» Short task:
Where the data below has the string "Советская", return the whole line.

» Supplied information:
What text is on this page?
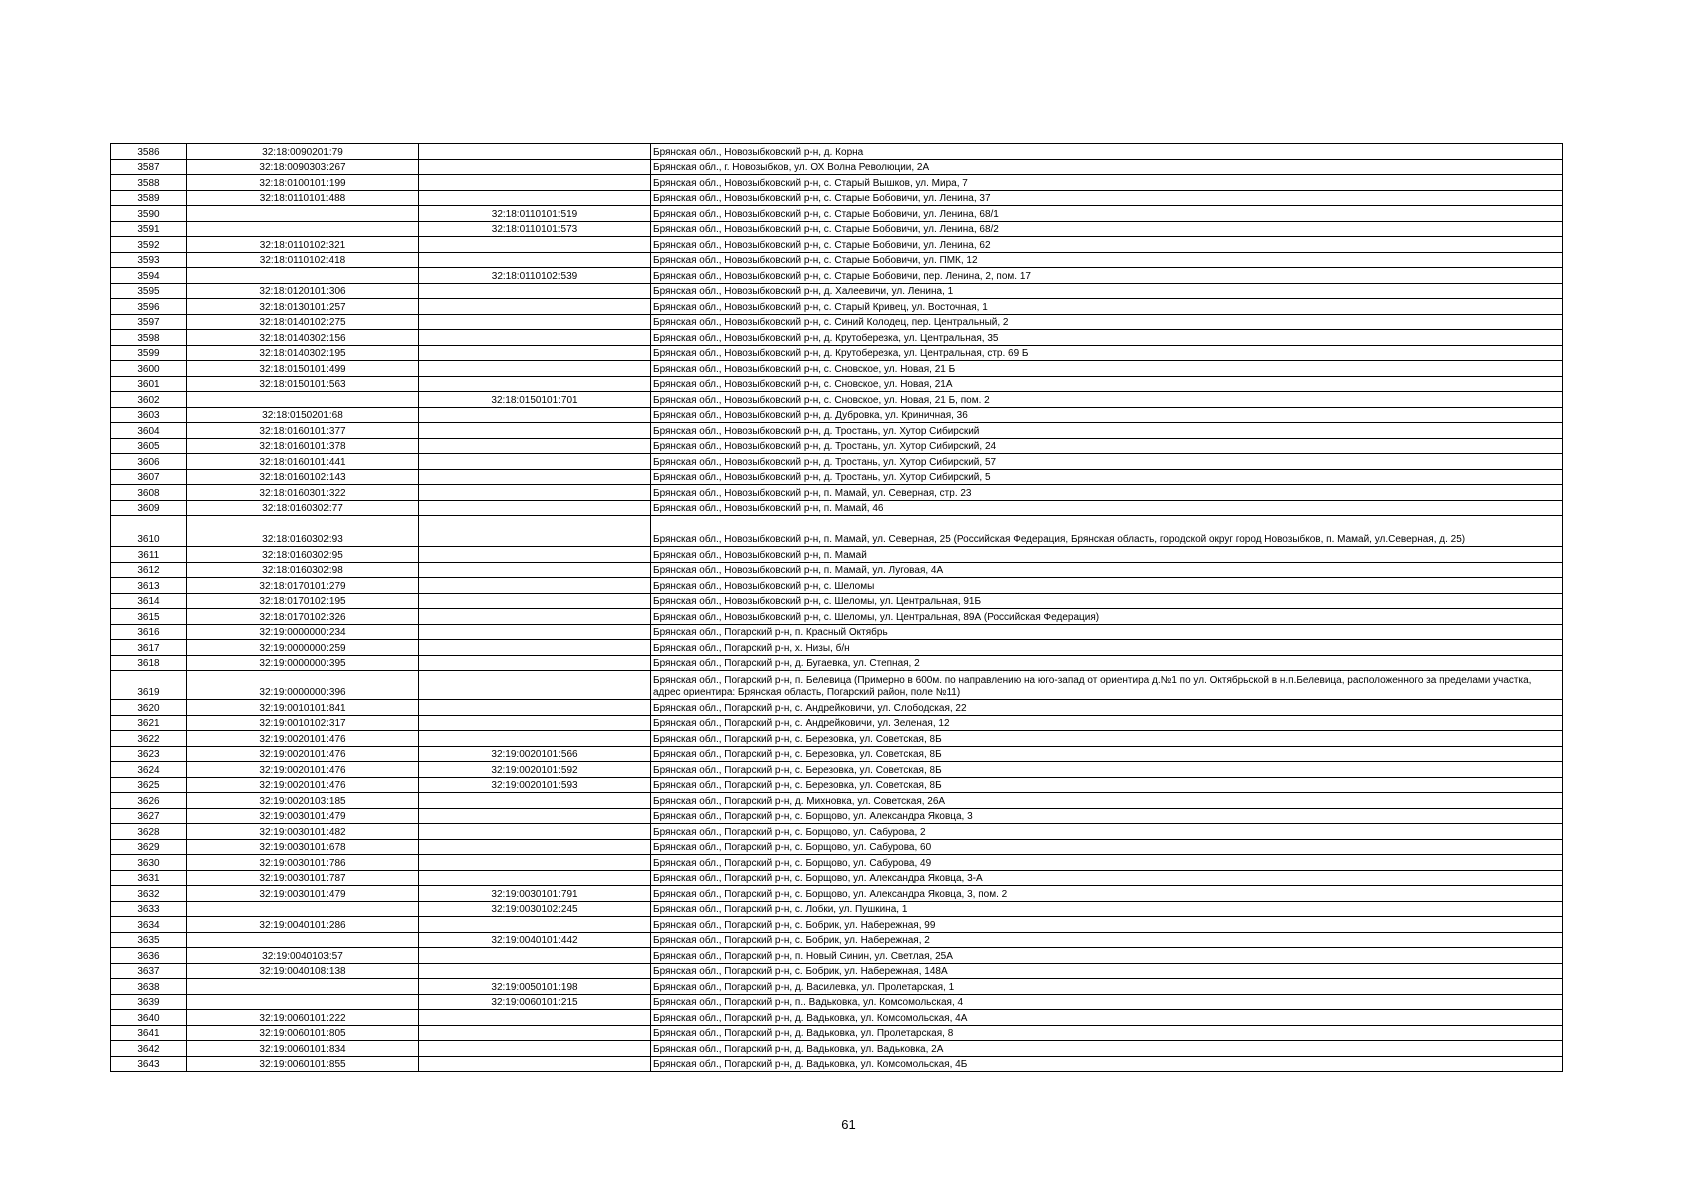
3586	32:18:0090201:79		Брянская обл., Новозыбковский р-н, д. Корна
3587	32:18:0090303:267		Брянская обл., г. Новозыбков, ул. ОХ Волна Революции, 2А
3588	32:18:0100101:199		Брянская обл., Новозыбковский р-н, с. Старый Вышков, ул. Мира, 7
3589	32:18:0110101:488		Брянская обл., Новозыбковский р-н, с. Старые Бобовичи, ул. Ленина, 37
3590		32:18:0110101:519	Брянская обл., Новозыбковский р-н, с. Старые Бобовичи, ул. Ленина, 68/1
3591		32:18:0110101:573	Брянская обл., Новозыбковский р-н, с. Старые Бобовичи, ул. Ленина, 68/2
3592	32:18:0110102:321		Брянская обл., Новозыбковский р-н, с. Старые Бобовичи, ул. Ленина, 62
3593	32:18:0110102:418		Брянская обл., Новозыбковский р-н, с. Старые Бобовичи, ул. ПМК, 12
3594		32:18:0110102:539	Брянская обл., Новозыбковский р-н, с. Старые Бобовичи, пер. Ленина, 2, пом. 17
3595	32:18:0120101:306		Брянская обл., Новозыбковский р-н, д. Халеевичи, ул. Ленина, 1
3596	32:18:0130101:257		Брянская обл., Новозыбковский р-н, с. Старый Кривец, ул. Восточная, 1
3597	32:18:0140102:275		Брянская обл., Новозыбковский р-н, с. Синий Колодец, пер. Центральный, 2
3598	32:18:0140302:156		Брянская обл., Новозыбковский р-н, д. Крутоберезка, ул. Центральная, 35
3599	32:18:0140302:195		Брянская обл., Новозыбковский р-н, д. Крутоберезка, ул. Центральная, стр. 69 Б
3600	32:18:0150101:499		Брянская обл., Новозыбковский р-н, с. Сновское, ул. Новая, 21 Б
3601	32:18:0150101:563		Брянская обл., Новозыбковский р-н, с. Сновское, ул. Новая, 21А
3602		32:18:0150101:701	Брянская обл., Новозыбковский р-н, с. Сновское, ул. Новая, 21 Б, пом. 2
3603	32:18:0150201:68		Брянская обл., Новозыбковский р-н, д. Дубровка, ул. Криничная, 36
3604	32:18:0160101:377		Брянская обл., Новозыбковский р-н, д. Тростань, ул. Хутор Сибирский
3605	32:18:0160101:378		Брянская обл., Новозыбковский р-н, д. Тростань, ул. Хутор Сибирский, 24
3606	32:18:0160101:441		Брянская обл., Новозыбковский р-н, д. Тростань, ул. Хутор Сибирский, 57
3607	32:18:0160102:143		Брянская обл., Новозыбковский р-н, д. Тростань, ул. Хутор Сибирский, 5
3608	32:18:0160301:322		Брянская обл., Новозыбковский р-н, п. Мамай, ул. Северная, стр. 23
3609	32:18:0160302:77		Брянская обл., Новозыбковский р-н, п. Мамай, 46
3610	32:18:0160302:93		Брянская обл., Новозыбковский р-н, п. Мамай, ул. Северная, 25 (Российская Федерация, Брянская область, городской округ город Новозыбков, п. Мамай, ул.Северная, д. 25)
3611	32:18:0160302:95		Брянская обл., Новозыбковский р-н, п. Мамай
3612	32:18:0160302:98		Брянская обл., Новозыбковский р-н, п. Мамай, ул. Луговая, 4А
3613	32:18:0170101:279		Брянская обл., Новозыбковский р-н, с. Шеломы
3614	32:18:0170102:195		Брянская обл., Новозыбковский р-н, с. Шеломы, ул. Центральная, 91Б
3615	32:18:0170102:326		Брянская обл., Новозыбковский р-н, с. Шеломы, ул. Центральная, 89А (Российская Федерация)
3616	32:19:0000000:234		Брянская обл., Погарский р-н, п. Красный Октябрь
3617	32:19:0000000:259		Брянская обл., Погарский р-н, х. Низы, б/н
3618	32:19:0000000:395		Брянская обл., Погарский р-н, д. Бугаевка, ул. Степная, 2
3619	32:19:0000000:396		Брянская обл., Погарский р-н, п. Белевица (Примерно в 600м. по направлению на юго-запад от ориентира д.№1 по ул. Октябрьской в н.п.Белевица, расположенного за пределами участка, адрес ориентира: Брянская область, Погарский район, поле №11)
3620	32:19:0010101:841		Брянская обл., Погарский р-н, с. Андрейковичи, ул. Слободская, 22
3621	32:19:0010102:317		Брянская обл., Погарский р-н, с. Андрейковичи, ул. Зеленая, 12
3622	32:19:0020101:476		Брянская обл., Погарский р-н, с. Березовка, ул. Советская, 8Б
3623	32:19:0020101:476	32:19:0020101:566	Брянская обл., Погарский р-н, с. Березовка, ул. Советская, 8Б
3624	32:19:0020101:476	32:19:0020101:592	Брянская обл., Погарский р-н, с. Березовка, ул. Советская, 8Б
3625	32:19:0020101:476	32:19:0020101:593	Брянская обл., Погарский р-н, с. Березовка, ул. Советская, 8Б
3626	32:19:0020103:185		Брянская обл., Погарский р-н, д. Михновка, ул. Советская, 26А
3627	32:19:0030101:479		Брянская обл., Погарский р-н, с. Борщово, ул. Александра Яковца, 3
3628	32:19:0030101:482		Брянская обл., Погарский р-н, с. Борщово, ул. Сабурова, 2
3629	32:19:0030101:678		Брянская обл., Погарский р-н, с. Борщово, ул. Сабурова, 60
3630	32:19:0030101:786		Брянская обл., Погарский р-н, с. Борщово, ул. Сабурова, 49
3631	32:19:0030101:787		Брянская обл., Погарский р-н, с. Борщово, ул. Александра Яковца, 3-А
3632	32:19:0030101:479	32:19:0030101:791	Брянская обл., Погарский р-н, с. Борщово, ул. Александра Яковца, 3, пом. 2
3633		32:19:0030102:245	Брянская обл., Погарский р-н, с. Лобки, ул. Пушкина, 1
3634	32:19:0040101:286		Брянская обл., Погарский р-н, с. Бобрик, ул. Набережная, 99
3635		32:19:0040101:442	Брянская обл., Погарский р-н, с. Бобрик, ул. Набережная, 2
3636	32:19:0040103:57		Брянская обл., Погарский р-н, п. Новый Синин, ул. Светлая, 25А
3637	32:19:0040108:138		Брянская обл., Погарский р-н, с. Бобрик, ул. Набережная, 148А
3638		32:19:0050101:198	Брянская обл., Погарский р-н, д. Василевка, ул. Пролетарская, 1
3639		32:19:0060101:215	Брянская обл., Погарский р-н, п.. Вадьковка, ул. Комсомольская, 4
3640	32:19:0060101:222		Брянская обл., Погарский р-н, д. Вадьковка, ул. Комсомольская, 4А
3641	32:19:0060101:805		Брянская обл., Погарский р-н, д. Вадьковка, ул. Пролетарская, 8
3642	32:19:0060101:834		Брянская обл., Погарский р-н, д. Вадьковка, ул. Вадьковка, 2А
3643	32:19:0060101:855		Брянская обл., Погарский р-н, д. Вадьковка, ул. Комсомольская, 4Б
61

» Output for this task:
3622	32:19:0020101:476		Брянская обл., Погарский р-н, с. Березовка, ул. Советская, 8Б
3623	32:19:0020101:476	32:19:0020101:566	Брянская обл., Погарский р-н, с. Березовка, ул. Советская, 8Б
3624	32:19:0020101:476	32:19:0020101:592	Брянская обл., Погарский р-н, с. Березовка, ул. Советская, 8Б
3625	32:19:0020101:476	32:19:0020101:593	Брянская обл., Погарский р-н, с. Березовка, ул. Советская, 8Б
3626	32:19:0020103:185		Брянская обл., Погарский р-н, д. Михновка, ул. Советская, 26А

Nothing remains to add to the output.